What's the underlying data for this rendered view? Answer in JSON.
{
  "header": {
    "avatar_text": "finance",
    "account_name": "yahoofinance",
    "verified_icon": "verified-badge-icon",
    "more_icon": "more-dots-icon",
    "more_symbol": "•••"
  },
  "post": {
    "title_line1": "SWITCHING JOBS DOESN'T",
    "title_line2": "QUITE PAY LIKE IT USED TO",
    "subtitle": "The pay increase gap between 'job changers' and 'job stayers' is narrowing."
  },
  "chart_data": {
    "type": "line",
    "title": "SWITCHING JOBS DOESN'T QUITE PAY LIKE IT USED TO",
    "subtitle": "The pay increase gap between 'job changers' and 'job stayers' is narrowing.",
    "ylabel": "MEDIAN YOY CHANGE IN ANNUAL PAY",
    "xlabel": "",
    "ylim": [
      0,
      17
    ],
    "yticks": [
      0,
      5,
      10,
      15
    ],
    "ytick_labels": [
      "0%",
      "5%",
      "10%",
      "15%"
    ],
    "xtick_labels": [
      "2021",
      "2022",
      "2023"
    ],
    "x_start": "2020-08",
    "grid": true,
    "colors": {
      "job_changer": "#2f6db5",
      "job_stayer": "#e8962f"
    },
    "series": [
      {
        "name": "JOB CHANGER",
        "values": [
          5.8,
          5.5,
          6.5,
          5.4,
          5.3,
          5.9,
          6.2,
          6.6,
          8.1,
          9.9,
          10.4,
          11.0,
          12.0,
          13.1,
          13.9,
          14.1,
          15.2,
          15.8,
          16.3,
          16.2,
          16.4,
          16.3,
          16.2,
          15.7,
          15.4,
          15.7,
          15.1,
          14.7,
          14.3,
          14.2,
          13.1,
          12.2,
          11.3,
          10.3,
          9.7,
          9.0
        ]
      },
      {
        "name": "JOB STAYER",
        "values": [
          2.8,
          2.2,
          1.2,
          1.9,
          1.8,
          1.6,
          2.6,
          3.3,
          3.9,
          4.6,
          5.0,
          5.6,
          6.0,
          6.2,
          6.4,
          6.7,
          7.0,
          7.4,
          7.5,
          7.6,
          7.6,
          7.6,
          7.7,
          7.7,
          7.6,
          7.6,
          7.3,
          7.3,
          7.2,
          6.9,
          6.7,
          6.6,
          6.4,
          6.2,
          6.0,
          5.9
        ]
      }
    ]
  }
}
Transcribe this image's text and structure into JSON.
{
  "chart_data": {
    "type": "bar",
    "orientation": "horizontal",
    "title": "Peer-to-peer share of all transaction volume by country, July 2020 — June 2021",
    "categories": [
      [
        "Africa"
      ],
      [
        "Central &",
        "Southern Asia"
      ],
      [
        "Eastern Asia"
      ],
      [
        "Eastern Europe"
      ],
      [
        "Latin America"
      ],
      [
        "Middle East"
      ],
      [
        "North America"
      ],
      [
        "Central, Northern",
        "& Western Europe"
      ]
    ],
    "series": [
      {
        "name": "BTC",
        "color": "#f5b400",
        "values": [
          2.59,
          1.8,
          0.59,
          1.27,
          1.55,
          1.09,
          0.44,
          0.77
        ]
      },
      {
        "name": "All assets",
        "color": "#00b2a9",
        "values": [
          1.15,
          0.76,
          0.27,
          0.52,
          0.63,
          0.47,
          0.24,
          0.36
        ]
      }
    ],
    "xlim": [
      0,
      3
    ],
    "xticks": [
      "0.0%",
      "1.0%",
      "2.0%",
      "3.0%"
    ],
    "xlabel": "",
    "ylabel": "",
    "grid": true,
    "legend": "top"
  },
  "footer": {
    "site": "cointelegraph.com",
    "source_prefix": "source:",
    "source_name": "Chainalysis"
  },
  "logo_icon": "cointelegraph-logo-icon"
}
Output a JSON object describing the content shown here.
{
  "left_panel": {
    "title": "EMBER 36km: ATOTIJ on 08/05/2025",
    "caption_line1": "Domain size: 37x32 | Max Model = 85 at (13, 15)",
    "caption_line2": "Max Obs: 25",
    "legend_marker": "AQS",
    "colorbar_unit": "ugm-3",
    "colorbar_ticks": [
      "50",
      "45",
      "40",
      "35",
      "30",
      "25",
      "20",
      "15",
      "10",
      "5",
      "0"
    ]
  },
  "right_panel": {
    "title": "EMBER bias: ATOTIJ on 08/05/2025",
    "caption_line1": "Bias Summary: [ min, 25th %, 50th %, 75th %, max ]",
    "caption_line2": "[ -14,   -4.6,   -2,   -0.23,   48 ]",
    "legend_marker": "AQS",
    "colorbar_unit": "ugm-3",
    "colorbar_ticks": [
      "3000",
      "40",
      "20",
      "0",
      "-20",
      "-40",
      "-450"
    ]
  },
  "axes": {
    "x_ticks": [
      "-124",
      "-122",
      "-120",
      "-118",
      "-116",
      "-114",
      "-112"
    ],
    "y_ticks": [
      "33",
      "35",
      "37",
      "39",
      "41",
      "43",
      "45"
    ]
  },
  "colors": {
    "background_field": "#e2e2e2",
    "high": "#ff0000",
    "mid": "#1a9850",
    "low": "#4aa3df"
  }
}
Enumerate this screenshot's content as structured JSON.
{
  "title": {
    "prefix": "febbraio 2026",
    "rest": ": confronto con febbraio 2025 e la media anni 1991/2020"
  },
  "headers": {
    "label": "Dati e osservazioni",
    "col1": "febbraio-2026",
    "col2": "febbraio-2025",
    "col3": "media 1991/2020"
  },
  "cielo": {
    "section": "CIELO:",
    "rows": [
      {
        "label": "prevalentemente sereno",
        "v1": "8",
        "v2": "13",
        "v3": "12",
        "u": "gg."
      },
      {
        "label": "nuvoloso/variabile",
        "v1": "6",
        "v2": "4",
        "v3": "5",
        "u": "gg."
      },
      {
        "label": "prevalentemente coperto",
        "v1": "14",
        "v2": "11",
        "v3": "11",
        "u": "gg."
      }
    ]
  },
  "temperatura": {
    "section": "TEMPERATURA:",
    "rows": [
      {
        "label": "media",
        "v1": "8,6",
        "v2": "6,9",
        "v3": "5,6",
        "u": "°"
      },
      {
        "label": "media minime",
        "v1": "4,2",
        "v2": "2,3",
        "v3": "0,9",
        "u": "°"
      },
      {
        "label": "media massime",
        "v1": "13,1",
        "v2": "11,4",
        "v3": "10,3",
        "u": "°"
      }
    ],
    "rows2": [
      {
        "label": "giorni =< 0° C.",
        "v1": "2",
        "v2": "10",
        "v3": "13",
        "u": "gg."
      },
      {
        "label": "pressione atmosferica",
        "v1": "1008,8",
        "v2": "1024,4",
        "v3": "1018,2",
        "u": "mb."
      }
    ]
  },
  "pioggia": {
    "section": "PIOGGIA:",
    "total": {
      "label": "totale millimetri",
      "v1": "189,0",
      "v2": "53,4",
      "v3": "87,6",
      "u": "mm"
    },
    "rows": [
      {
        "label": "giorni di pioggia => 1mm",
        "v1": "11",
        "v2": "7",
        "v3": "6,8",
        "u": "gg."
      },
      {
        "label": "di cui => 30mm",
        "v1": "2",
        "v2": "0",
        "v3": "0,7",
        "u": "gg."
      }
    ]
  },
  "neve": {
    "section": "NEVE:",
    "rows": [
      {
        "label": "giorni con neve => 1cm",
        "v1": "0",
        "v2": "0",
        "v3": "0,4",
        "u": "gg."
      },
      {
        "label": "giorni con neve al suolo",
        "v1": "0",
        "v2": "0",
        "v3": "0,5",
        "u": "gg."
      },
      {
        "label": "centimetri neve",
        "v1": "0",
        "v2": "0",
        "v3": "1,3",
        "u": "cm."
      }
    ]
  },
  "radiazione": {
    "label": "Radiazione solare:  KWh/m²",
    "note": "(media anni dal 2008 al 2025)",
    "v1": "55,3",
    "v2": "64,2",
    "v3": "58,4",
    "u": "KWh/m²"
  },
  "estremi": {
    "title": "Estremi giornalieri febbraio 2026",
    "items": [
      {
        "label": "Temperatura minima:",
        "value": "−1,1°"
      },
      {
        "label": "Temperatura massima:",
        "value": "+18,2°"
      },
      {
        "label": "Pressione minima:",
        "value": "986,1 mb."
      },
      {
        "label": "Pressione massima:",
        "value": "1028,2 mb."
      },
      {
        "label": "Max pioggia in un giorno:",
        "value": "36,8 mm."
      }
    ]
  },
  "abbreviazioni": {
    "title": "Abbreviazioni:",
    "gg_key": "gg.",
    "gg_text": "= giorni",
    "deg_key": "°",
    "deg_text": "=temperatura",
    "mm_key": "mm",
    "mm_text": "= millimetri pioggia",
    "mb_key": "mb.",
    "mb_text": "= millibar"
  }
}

-- -- --

__INSTRUCTIONS FOR THE TASK__. Pull out each line of the records holding the string "anni".

__COMPLETE ANSWER__.
    "rest": ": confronto con febbraio 2025 e la media anni 1991/2020"
    "note": "(media anni dal 2008 al 2025)",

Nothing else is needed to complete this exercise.